-- Exercise prompt --
Rewrite the data from its first line through the line containing "851, 1903, 864]", changing every "interactable" to "clickable" and leaving everything else the same.
____
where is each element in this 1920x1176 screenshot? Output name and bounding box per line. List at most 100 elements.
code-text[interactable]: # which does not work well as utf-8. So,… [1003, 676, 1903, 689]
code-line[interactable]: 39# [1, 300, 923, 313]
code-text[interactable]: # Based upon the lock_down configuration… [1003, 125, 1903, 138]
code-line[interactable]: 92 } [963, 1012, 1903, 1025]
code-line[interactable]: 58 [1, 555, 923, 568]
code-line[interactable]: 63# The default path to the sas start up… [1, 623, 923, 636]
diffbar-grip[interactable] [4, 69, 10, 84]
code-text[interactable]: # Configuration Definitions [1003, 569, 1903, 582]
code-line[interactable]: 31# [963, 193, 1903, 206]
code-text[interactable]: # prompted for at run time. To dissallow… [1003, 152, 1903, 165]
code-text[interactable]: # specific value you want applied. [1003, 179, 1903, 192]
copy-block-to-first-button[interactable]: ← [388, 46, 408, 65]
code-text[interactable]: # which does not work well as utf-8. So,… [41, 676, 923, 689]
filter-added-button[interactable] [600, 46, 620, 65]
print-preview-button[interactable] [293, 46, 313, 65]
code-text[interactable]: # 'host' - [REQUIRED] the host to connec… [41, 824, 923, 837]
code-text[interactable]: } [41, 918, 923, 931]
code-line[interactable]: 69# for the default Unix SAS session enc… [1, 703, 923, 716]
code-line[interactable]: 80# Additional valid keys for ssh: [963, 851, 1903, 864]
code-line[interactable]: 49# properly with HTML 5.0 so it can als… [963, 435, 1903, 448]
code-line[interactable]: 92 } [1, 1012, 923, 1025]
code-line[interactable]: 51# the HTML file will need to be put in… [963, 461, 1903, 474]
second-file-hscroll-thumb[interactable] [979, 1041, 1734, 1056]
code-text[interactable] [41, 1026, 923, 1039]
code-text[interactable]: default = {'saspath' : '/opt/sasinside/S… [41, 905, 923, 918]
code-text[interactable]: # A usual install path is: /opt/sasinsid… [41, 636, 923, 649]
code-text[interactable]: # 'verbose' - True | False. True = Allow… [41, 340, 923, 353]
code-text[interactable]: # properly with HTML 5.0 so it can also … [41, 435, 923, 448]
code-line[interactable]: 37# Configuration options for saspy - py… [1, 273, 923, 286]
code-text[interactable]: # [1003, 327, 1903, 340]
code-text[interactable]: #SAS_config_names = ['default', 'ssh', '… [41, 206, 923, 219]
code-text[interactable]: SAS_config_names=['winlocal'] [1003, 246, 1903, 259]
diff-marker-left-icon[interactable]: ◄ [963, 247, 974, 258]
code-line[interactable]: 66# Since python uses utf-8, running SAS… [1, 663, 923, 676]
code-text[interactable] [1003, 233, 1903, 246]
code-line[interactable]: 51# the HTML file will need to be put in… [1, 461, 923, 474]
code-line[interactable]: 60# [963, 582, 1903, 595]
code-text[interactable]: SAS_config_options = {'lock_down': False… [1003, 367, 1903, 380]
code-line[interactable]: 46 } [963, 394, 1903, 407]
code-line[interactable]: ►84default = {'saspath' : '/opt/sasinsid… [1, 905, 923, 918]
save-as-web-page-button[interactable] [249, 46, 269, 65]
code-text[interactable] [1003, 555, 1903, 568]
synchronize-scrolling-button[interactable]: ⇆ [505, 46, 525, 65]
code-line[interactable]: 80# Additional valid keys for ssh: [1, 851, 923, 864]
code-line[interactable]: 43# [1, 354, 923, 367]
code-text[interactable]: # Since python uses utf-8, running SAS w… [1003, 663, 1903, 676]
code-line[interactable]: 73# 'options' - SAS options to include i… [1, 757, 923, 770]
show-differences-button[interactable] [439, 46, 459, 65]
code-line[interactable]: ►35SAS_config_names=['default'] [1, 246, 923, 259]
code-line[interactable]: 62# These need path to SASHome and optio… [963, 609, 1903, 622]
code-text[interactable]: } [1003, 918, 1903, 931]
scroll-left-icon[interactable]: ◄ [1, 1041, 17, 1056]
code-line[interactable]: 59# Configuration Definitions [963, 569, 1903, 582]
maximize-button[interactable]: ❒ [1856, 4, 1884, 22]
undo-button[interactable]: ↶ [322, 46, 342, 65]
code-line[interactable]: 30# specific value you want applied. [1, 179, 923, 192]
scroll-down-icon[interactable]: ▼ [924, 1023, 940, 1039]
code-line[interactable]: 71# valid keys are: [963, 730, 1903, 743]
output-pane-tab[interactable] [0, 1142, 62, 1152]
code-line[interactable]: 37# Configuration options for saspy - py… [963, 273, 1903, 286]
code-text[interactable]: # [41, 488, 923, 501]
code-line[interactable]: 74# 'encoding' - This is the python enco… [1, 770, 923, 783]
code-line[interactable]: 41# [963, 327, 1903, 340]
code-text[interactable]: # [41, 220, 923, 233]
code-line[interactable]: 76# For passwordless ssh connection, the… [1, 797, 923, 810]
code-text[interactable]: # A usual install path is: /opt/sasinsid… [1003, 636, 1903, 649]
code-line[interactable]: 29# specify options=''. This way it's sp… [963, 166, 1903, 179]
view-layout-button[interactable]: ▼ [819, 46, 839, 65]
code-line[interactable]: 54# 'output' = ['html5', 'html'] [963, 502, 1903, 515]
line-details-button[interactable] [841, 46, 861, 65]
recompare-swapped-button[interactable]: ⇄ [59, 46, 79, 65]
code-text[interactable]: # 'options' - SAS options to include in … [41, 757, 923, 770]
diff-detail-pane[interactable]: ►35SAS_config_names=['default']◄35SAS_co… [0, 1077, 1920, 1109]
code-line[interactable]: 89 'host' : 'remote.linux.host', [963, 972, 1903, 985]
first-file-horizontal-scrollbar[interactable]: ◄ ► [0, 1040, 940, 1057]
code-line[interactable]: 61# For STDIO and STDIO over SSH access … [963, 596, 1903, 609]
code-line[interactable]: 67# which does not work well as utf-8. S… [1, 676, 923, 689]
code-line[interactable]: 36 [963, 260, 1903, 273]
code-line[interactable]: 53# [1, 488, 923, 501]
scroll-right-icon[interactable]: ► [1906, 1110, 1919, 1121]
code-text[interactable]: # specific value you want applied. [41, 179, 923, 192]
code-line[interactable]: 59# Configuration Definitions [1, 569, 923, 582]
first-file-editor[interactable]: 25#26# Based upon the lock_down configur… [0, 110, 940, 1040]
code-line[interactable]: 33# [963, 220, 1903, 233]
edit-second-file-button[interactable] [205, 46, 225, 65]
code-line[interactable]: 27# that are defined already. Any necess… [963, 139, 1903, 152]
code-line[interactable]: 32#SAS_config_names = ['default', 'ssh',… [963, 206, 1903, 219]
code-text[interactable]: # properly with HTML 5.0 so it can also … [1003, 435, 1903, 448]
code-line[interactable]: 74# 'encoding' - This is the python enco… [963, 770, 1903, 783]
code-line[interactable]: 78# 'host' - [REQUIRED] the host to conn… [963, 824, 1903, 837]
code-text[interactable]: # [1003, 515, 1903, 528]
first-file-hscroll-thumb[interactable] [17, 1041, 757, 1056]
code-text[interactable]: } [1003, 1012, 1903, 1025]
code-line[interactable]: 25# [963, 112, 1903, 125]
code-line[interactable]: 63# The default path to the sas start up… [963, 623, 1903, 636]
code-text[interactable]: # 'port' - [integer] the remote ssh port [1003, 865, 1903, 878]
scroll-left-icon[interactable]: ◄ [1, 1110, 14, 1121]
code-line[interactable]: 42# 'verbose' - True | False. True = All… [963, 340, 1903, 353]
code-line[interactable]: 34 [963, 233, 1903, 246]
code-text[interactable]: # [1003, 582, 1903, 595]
____
-- The completed task --
where is each element in this 1920x1176 screenshot? Output name and bounding box per line. List at most 100 elements.
code-text[clickable]: # which does not work well as utf-8. So,… [1003, 676, 1903, 689]
code-line[clickable]: 39# [1, 300, 923, 313]
code-text[clickable]: # Based upon the lock_down configuration… [1003, 125, 1903, 138]
code-line[clickable]: 92 } [963, 1012, 1903, 1025]
code-line[clickable]: 58 [1, 555, 923, 568]
code-line[clickable]: 63# The default path to the sas start up… [1, 623, 923, 636]
diffbar-grip[clickable] [4, 69, 10, 84]
code-text[clickable]: # Configuration Definitions [1003, 569, 1903, 582]
code-line[clickable]: 31# [963, 193, 1903, 206]
code-text[clickable]: # prompted for at run time. To dissallow… [1003, 152, 1903, 165]
code-text[clickable]: # specific value you want applied. [1003, 179, 1903, 192]
copy-block-to-first-button[clickable]: ← [388, 46, 408, 65]
code-text[clickable]: # which does not work well as utf-8. So,… [41, 676, 923, 689]
filter-added-button[clickable] [600, 46, 620, 65]
print-preview-button[clickable] [293, 46, 313, 65]
code-text[clickable]: # 'host' - [REQUIRED] the host to connec… [41, 824, 923, 837]
code-text[clickable]: } [41, 918, 923, 931]
code-line[clickable]: 69# for the default Unix SAS session enc… [1, 703, 923, 716]
code-line[clickable]: 80# Additional valid keys for ssh: [963, 851, 1903, 864]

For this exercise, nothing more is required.